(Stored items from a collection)
○ ○ ○

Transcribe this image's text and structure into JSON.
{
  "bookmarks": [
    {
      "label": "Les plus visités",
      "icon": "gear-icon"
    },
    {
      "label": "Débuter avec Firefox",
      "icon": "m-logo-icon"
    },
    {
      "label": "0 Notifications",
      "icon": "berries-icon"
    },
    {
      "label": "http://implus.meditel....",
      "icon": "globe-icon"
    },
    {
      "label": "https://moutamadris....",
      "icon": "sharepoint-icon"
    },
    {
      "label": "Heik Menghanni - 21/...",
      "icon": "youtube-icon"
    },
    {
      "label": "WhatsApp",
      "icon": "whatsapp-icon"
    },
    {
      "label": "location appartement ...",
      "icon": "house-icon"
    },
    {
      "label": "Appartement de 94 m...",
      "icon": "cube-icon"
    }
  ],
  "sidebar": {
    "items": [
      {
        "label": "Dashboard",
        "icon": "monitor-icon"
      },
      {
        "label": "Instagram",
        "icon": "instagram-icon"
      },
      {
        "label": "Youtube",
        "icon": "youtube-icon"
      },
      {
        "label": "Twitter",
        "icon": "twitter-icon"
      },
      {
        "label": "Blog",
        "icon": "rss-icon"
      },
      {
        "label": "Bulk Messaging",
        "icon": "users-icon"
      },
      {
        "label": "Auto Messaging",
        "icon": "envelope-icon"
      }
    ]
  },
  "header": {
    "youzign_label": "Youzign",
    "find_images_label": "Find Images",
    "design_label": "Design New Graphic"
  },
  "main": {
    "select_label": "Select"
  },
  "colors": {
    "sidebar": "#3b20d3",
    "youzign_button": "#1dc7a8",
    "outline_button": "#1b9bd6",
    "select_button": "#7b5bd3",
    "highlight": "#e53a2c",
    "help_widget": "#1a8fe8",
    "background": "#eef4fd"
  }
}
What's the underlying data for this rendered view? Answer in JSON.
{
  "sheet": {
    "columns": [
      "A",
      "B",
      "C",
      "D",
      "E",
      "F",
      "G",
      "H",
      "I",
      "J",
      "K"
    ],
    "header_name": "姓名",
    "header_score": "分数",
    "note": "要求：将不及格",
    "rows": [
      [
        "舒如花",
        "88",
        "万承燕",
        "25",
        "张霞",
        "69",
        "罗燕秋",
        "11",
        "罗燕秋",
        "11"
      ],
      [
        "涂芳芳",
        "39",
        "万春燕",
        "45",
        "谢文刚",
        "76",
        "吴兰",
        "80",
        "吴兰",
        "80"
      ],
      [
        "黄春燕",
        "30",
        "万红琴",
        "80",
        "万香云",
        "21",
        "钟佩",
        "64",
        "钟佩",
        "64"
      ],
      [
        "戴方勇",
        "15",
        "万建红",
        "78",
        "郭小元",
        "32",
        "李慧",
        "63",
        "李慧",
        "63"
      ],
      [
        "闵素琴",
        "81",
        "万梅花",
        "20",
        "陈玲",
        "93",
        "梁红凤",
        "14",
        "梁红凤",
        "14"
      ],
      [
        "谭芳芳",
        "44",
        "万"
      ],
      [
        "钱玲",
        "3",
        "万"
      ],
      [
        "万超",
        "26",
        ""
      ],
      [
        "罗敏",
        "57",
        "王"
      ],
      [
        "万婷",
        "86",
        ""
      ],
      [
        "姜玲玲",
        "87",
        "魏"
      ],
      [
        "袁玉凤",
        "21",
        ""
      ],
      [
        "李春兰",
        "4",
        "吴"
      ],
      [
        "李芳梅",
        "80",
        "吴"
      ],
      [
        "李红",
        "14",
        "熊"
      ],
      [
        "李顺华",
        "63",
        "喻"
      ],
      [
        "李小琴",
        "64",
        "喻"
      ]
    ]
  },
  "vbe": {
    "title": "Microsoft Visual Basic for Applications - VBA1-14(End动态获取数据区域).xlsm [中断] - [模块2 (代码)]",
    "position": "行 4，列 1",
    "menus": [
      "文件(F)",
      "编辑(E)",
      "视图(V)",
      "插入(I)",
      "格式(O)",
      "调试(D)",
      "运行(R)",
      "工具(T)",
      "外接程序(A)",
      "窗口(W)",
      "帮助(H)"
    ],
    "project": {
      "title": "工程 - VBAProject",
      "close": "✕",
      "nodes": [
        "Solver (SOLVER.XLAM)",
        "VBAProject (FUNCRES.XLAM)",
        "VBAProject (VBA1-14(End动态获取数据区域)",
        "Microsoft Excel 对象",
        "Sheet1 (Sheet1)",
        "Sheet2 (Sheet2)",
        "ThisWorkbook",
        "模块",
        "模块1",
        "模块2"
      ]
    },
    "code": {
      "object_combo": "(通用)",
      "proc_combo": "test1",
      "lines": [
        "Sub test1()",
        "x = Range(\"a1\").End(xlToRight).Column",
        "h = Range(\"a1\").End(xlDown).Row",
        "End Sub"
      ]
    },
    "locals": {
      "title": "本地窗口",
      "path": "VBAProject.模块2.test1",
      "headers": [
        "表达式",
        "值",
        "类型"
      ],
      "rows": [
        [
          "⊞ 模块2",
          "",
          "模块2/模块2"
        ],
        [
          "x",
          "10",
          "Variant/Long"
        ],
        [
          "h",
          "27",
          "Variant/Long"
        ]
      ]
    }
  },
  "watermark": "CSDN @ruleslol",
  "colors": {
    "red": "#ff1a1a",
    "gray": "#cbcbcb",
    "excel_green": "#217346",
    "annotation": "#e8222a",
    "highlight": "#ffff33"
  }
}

○ ○ ○

__Exercise aim__: Repeat every record exactly as written, please.

__Exercise output__:
Transcribe this image's text and structure into JSON.
{
  "bookmarks": [
    {
      "label": "Les plus visités",
      "icon": "gear-icon"
    },
    {
      "label": "Débuter avec Firefox",
      "icon": "m-logo-icon"
    },
    {
      "label": "0 Notifications",
      "icon": "berries-icon"
    },
    {
      "label": "http://implus.meditel....",
      "icon": "globe-icon"
    },
    {
      "label": "https://moutamadris....",
      "icon": "sharepoint-icon"
    },
    {
      "label": "Heik Menghanni - 21/...",
      "icon": "youtube-icon"
    },
    {
      "label": "WhatsApp",
      "icon": "whatsapp-icon"
    },
    {
      "label": "location appartement ...",
      "icon": "house-icon"
    },
    {
      "label": "Appartement de 94 m...",
      "icon": "cube-icon"
    }
  ],
  "sidebar": {
    "items": [
      {
        "label": "Dashboard",
        "icon": "monitor-icon"
      },
      {
        "label": "Instagram",
        "icon": "instagram-icon"
      },
      {
        "label": "Youtube",
        "icon": "youtube-icon"
      },
      {
        "label": "Twitter",
        "icon": "twitter-icon"
      },
      {
        "label": "Blog",
        "icon": "rss-icon"
      },
      {
        "label": "Bulk Messaging",
        "icon": "users-icon"
      },
      {
        "label": "Auto Messaging",
        "icon": "envelope-icon"
      }
    ]
  },
  "header": {
    "youzign_label": "Youzign",
    "find_images_label": "Find Images",
    "design_label": "Design New Graphic"
  },
  "main": {
    "select_label": "Select"
  },
  "colors": {
    "sidebar": "#3b20d3",
    "youzign_button": "#1dc7a8",
    "outline_button": "#1b9bd6",
    "select_button": "#7b5bd3",
    "highlight": "#e53a2c",
    "help_widget": "#1a8fe8",
    "background": "#eef4fd"
  }
}
What's the underlying data for this rendered view? Answer in JSON.
{
  "sheet": {
    "columns": [
      "A",
      "B",
      "C",
      "D",
      "E",
      "F",
      "G",
      "H",
      "I",
      "J",
      "K"
    ],
    "header_name": "姓名",
    "header_score": "分数",
    "note": "要求：将不及格",
    "rows": [
      [
        "舒如花",
        "88",
        "万承燕",
        "25",
        "张霞",
        "69",
        "罗燕秋",
        "11",
        "罗燕秋",
        "11"
      ],
      [
        "涂芳芳",
        "39",
        "万春燕",
        "45",
        "谢文刚",
        "76",
        "吴兰",
        "80",
        "吴兰",
        "80"
      ],
      [
        "黄春燕",
        "30",
        "万红琴",
        "80",
        "万香云",
        "21",
        "钟佩",
        "64",
        "钟佩",
        "64"
      ],
      [
        "戴方勇",
        "15",
        "万建红",
        "78",
        "郭小元",
        "32",
        "李慧",
        "63",
        "李慧",
        "63"
      ],
      [
        "闵素琴",
        "81",
        "万梅花",
        "20",
        "陈玲",
        "93",
        "梁红凤",
        "14",
        "梁红凤",
        "14"
      ],
      [
        "谭芳芳",
        "44",
        "万"
      ],
      [
        "钱玲",
        "3",
        "万"
      ],
      [
        "万超",
        "26",
        ""
      ],
      [
        "罗敏",
        "57",
        "王"
      ],
      [
        "万婷",
        "86",
        ""
      ],
      [
        "姜玲玲",
        "87",
        "魏"
      ],
      [
        "袁玉凤",
        "21",
        ""
      ],
      [
        "李春兰",
        "4",
        "吴"
      ],
      [
        "李芳梅",
        "80",
        "吴"
      ],
      [
        "李红",
        "14",
        "熊"
      ],
      [
        "李顺华",
        "63",
        "喻"
      ],
      [
        "李小琴",
        "64",
        "喻"
      ]
    ]
  },
  "vbe": {
    "title": "Microsoft Visual Basic for Applications - VBA1-14(End动态获取数据区域).xlsm [中断] - [模块2 (代码)]",
    "position": "行 4，列 1",
    "menus": [
      "文件(F)",
      "编辑(E)",
      "视图(V)",
      "插入(I)",
      "格式(O)",
      "调试(D)",
      "运行(R)",
      "工具(T)",
      "外接程序(A)",
      "窗口(W)",
      "帮助(H)"
    ],
    "project": {
      "title": "工程 - VBAProject",
      "close": "✕",
      "nodes": [
        "Solver (SOLVER.XLAM)",
        "VBAProject (FUNCRES.XLAM)",
        "VBAProject (VBA1-14(End动态获取数据区域)",
        "Microsoft Excel 对象",
        "Sheet1 (Sheet1)",
        "Sheet2 (Sheet2)",
        "ThisWorkbook",
        "模块",
        "模块1",
        "模块2"
      ]
    },
    "code": {
      "object_combo": "(通用)",
      "proc_combo": "test1",
      "lines": [
        "Sub test1()",
        "x = Range(\"a1\").End(xlToRight).Column",
        "h = Range(\"a1\").End(xlDown).Row",
        "End Sub"
      ]
    },
    "locals": {
      "title": "本地窗口",
      "path": "VBAProject.模块2.test1",
      "headers": [
        "表达式",
        "值",
        "类型"
      ],
      "rows": [
        [
          "⊞ 模块2",
          "",
          "模块2/模块2"
        ],
        [
          "x",
          "10",
          "Variant/Long"
        ],
        [
          "h",
          "27",
          "Variant/Long"
        ]
      ]
    }
  },
  "watermark": "CSDN @ruleslol",
  "colors": {
    "red": "#ff1a1a",
    "gray": "#cbcbcb",
    "excel_green": "#217346",
    "annotation": "#e8222a",
    "highlight": "#ffff33"
  }
}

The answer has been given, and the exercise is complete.